§ **TASK BRIEF**
Out of the lines below, please list those that hold the string "this".

(Data extracted from a collection)
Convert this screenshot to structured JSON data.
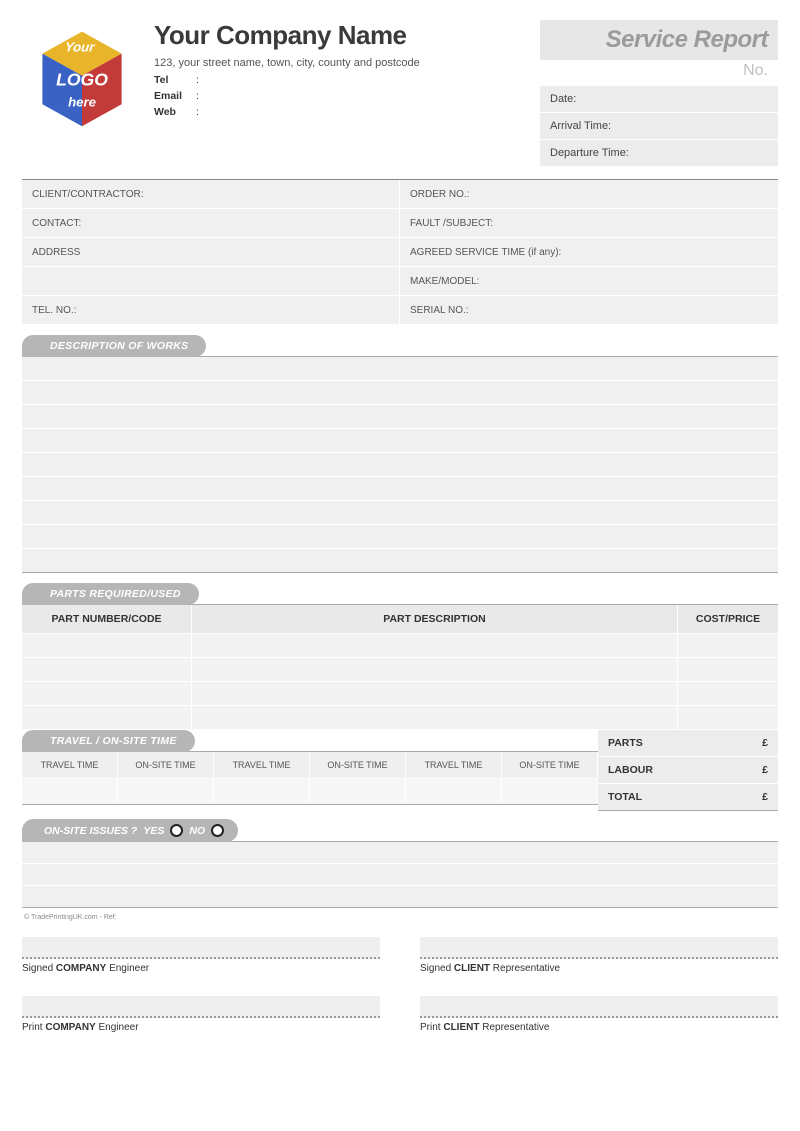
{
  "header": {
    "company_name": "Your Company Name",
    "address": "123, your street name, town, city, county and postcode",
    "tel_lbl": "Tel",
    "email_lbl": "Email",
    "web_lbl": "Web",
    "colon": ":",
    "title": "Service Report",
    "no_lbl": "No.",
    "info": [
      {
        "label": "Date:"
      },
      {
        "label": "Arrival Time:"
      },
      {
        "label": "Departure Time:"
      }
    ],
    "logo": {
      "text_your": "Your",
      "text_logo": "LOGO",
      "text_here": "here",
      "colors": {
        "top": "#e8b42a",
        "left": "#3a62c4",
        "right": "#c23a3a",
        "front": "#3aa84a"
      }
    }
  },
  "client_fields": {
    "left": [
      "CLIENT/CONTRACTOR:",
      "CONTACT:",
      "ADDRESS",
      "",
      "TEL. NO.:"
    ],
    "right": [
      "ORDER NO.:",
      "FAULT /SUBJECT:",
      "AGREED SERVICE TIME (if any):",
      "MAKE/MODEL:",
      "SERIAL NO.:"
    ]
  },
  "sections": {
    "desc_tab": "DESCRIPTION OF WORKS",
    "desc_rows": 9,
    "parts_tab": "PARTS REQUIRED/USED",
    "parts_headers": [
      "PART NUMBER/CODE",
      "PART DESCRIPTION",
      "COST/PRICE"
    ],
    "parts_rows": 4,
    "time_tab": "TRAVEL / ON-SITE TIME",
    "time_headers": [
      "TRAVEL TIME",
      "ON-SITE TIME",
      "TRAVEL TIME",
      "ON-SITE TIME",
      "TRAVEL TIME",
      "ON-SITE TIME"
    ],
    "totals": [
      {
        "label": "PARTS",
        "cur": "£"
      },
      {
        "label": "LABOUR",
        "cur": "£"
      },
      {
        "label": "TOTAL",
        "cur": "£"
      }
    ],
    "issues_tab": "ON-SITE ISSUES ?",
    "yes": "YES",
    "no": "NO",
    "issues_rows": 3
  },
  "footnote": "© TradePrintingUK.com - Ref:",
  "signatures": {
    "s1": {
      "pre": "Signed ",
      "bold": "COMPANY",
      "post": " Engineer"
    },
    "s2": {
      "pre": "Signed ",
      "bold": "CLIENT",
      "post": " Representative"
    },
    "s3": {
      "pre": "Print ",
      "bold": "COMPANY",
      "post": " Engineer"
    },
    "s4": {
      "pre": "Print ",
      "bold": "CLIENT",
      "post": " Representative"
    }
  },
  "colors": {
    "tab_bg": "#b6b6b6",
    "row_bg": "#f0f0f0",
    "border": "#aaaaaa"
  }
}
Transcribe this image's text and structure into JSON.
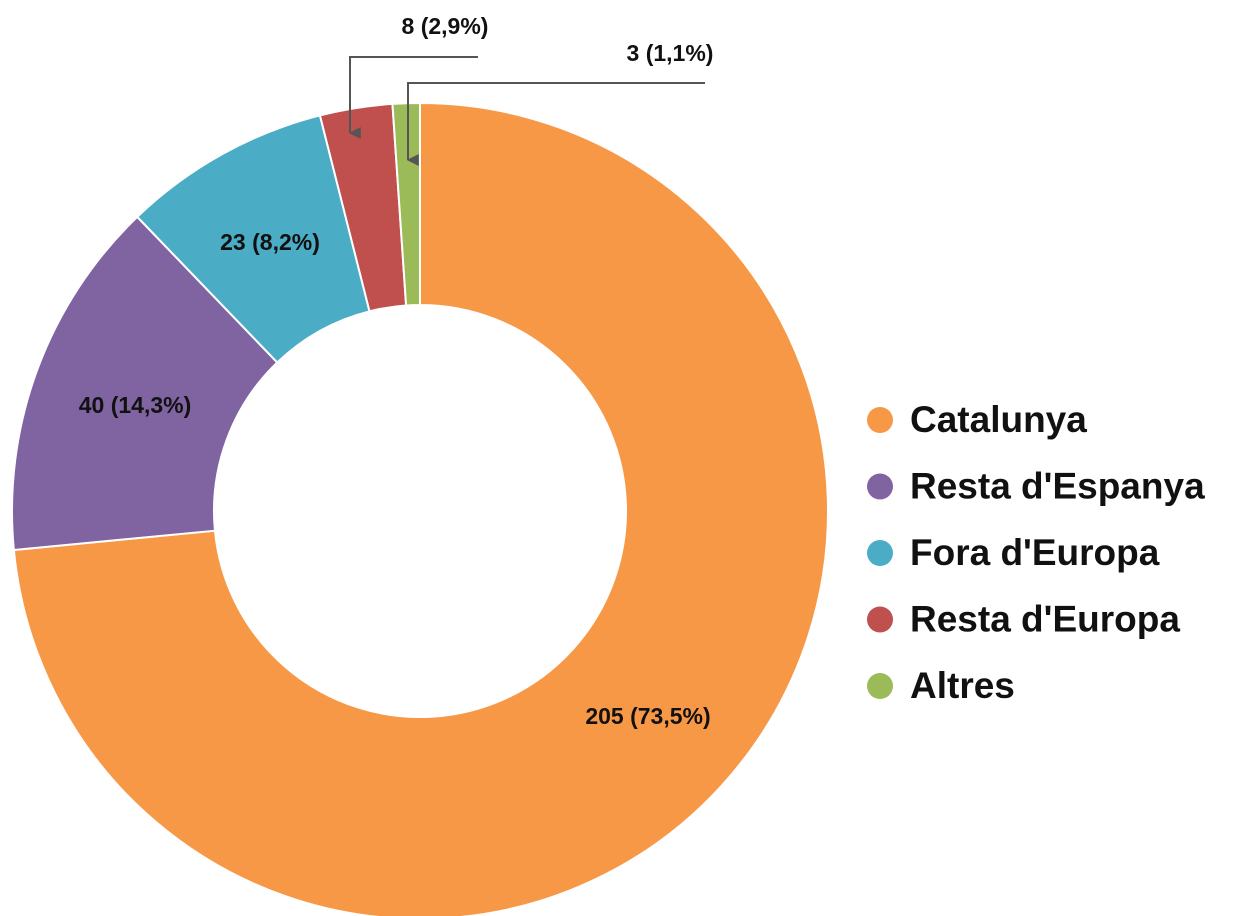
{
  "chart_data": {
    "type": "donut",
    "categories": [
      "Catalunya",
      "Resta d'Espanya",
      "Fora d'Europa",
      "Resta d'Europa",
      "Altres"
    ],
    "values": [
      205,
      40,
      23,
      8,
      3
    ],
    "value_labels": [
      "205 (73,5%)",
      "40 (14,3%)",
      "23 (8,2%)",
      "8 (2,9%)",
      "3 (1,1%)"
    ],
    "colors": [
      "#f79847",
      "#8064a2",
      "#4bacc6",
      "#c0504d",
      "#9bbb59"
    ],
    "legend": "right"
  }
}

§ **EXERCISE RESPONSE**
Convert this screenshot to structured JSON data.
Transcribe this image's text and structure into JSON.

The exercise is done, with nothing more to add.